■ To be done ■
Reproduce all lines of the listing below in which the word "Hypothèses" occurs.

■ Given records ■
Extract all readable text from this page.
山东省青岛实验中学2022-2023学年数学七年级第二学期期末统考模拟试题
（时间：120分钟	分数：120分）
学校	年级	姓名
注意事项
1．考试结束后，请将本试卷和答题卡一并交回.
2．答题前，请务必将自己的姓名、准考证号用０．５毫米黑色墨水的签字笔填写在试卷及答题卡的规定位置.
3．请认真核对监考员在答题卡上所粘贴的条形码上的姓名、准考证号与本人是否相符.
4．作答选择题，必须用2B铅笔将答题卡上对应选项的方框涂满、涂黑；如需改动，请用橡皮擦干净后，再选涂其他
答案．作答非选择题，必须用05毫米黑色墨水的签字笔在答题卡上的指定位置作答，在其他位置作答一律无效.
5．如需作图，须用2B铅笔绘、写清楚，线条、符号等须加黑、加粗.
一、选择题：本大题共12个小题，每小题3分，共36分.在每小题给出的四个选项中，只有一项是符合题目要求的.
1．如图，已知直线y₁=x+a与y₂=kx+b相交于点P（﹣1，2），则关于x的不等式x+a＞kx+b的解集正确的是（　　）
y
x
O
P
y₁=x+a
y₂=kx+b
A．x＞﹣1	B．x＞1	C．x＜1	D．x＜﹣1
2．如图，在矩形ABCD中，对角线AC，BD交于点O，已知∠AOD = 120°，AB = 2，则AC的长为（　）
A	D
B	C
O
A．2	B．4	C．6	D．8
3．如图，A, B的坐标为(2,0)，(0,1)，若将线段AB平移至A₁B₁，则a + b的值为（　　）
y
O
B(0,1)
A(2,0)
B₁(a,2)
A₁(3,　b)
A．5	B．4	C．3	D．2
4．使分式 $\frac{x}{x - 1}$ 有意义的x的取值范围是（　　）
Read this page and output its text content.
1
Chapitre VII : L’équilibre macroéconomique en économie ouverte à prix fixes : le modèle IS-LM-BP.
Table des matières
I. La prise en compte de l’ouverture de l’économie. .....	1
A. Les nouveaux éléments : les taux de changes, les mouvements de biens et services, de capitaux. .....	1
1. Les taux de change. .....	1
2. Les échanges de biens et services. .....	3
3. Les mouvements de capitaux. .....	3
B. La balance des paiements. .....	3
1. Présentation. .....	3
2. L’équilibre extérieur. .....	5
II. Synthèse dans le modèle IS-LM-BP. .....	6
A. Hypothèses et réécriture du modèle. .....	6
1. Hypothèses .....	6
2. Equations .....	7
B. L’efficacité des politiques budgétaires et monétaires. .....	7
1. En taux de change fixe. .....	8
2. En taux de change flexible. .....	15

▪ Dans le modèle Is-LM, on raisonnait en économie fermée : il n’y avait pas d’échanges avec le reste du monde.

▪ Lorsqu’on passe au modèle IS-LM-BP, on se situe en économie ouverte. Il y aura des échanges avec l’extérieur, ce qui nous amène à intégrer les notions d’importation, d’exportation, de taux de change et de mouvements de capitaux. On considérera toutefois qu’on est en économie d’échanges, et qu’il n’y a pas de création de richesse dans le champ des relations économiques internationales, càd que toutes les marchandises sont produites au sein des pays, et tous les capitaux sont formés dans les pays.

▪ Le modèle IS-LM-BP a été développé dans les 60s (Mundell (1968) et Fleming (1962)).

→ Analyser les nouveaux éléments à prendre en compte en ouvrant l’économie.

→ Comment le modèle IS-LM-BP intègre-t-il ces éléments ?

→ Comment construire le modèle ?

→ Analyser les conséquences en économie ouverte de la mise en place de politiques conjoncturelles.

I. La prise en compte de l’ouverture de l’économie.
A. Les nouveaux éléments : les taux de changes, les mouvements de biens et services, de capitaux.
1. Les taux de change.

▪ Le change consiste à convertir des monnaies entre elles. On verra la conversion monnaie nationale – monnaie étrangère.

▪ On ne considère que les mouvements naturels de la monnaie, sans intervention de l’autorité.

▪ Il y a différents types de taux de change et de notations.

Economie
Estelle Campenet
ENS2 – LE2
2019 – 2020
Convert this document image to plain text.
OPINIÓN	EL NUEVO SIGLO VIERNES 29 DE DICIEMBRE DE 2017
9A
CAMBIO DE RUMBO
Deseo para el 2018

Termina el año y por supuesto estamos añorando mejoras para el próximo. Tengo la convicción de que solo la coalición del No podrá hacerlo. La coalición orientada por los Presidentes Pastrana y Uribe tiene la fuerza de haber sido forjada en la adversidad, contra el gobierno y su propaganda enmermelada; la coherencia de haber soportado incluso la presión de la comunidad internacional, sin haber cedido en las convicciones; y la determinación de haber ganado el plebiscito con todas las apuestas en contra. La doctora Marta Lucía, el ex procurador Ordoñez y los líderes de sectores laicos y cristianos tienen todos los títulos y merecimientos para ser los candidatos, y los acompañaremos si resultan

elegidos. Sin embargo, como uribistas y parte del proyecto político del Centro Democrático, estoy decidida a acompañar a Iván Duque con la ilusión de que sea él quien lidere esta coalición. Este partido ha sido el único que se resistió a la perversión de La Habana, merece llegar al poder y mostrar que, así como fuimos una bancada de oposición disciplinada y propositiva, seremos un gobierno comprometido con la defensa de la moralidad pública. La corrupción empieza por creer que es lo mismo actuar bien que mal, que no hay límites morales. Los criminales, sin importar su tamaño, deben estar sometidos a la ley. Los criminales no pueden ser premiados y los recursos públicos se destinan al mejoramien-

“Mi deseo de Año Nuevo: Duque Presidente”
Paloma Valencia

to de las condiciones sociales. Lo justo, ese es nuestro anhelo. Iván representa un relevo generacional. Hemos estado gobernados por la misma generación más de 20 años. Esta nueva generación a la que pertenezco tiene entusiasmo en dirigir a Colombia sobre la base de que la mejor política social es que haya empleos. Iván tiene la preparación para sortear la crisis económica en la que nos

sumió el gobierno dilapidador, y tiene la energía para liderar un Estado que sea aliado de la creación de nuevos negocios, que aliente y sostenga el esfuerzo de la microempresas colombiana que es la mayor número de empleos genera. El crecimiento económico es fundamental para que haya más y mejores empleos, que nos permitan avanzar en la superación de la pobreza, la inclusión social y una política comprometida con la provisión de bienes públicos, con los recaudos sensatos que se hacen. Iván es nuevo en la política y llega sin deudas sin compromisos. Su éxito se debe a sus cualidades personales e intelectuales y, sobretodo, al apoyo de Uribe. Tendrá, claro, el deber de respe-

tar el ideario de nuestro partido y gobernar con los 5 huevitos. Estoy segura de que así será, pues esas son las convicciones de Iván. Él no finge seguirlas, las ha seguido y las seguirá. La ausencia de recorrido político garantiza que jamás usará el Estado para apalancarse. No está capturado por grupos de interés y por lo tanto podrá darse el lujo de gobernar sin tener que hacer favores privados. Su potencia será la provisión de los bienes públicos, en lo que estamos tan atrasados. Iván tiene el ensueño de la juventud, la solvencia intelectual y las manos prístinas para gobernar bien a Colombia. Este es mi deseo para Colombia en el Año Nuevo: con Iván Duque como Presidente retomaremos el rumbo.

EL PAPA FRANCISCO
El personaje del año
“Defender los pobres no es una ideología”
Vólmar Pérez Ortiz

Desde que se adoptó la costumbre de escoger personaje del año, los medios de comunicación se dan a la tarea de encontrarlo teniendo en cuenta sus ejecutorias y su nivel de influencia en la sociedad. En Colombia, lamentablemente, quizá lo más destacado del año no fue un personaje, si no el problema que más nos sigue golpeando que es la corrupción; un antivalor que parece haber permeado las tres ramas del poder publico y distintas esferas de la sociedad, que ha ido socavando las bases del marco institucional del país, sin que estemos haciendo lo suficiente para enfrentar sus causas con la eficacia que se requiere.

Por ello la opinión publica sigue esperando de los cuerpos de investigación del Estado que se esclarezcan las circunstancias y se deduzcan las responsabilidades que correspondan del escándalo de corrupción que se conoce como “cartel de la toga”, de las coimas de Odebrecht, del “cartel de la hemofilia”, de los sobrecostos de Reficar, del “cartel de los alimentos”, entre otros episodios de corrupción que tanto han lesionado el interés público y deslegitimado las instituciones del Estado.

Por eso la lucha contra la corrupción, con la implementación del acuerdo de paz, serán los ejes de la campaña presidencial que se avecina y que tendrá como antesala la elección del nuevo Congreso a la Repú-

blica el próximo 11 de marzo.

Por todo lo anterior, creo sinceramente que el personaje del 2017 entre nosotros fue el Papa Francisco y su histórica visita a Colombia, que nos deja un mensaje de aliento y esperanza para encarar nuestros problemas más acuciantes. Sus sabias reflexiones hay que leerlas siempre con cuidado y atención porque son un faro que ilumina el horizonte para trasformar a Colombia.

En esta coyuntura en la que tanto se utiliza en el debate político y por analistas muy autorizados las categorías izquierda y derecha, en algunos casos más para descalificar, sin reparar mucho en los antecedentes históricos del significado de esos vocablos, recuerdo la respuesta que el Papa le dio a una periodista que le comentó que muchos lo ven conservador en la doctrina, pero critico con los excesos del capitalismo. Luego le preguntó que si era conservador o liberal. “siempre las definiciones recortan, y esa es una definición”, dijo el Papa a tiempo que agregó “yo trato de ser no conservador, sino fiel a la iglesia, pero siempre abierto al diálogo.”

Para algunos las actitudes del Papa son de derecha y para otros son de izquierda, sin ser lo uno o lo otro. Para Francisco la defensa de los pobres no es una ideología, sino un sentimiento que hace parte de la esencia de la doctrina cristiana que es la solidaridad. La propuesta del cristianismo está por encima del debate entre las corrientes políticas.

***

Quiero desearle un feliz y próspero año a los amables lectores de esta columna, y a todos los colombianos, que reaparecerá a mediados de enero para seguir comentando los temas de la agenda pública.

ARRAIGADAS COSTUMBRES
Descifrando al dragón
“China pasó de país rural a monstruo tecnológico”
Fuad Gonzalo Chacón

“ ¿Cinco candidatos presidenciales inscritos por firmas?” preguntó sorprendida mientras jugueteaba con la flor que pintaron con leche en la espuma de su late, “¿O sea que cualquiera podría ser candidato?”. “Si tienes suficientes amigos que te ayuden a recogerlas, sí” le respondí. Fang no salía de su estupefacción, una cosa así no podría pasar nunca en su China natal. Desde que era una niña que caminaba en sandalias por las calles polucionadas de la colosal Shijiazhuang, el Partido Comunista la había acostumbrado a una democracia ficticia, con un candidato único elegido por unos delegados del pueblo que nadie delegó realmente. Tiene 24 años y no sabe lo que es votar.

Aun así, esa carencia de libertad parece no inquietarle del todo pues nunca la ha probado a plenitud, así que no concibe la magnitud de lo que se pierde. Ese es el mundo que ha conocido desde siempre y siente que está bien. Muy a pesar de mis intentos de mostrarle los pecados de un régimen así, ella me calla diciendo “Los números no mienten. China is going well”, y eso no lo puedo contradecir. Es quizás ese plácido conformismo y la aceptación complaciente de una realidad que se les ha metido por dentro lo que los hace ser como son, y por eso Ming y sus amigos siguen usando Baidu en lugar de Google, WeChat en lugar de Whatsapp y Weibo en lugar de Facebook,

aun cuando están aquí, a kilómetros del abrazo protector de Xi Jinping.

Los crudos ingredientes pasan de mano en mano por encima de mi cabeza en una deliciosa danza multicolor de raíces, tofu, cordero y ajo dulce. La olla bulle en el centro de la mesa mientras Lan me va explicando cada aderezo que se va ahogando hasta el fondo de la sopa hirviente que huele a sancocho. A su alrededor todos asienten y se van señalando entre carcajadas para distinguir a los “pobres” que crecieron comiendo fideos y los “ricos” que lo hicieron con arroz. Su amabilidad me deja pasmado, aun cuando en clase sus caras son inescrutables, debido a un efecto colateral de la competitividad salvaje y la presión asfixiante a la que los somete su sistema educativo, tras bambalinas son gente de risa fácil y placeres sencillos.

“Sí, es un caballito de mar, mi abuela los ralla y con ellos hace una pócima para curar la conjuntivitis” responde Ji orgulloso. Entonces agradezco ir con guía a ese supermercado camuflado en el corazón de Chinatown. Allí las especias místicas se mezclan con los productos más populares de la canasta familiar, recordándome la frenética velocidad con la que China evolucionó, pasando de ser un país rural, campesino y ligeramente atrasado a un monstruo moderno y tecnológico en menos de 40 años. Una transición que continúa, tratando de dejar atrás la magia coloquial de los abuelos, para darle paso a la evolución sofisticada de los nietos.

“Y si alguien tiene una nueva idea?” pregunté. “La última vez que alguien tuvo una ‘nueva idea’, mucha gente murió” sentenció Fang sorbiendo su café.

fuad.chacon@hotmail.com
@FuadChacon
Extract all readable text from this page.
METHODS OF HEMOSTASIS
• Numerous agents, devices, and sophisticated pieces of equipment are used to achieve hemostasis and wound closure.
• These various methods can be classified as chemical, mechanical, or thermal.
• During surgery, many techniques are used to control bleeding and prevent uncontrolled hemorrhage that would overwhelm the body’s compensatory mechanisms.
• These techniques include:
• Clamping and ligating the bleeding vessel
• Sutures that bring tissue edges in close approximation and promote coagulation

■ Solution to the problem ■
A. Hypothèses et réécriture du modèle. .....	6
1. Hypothèses .....	6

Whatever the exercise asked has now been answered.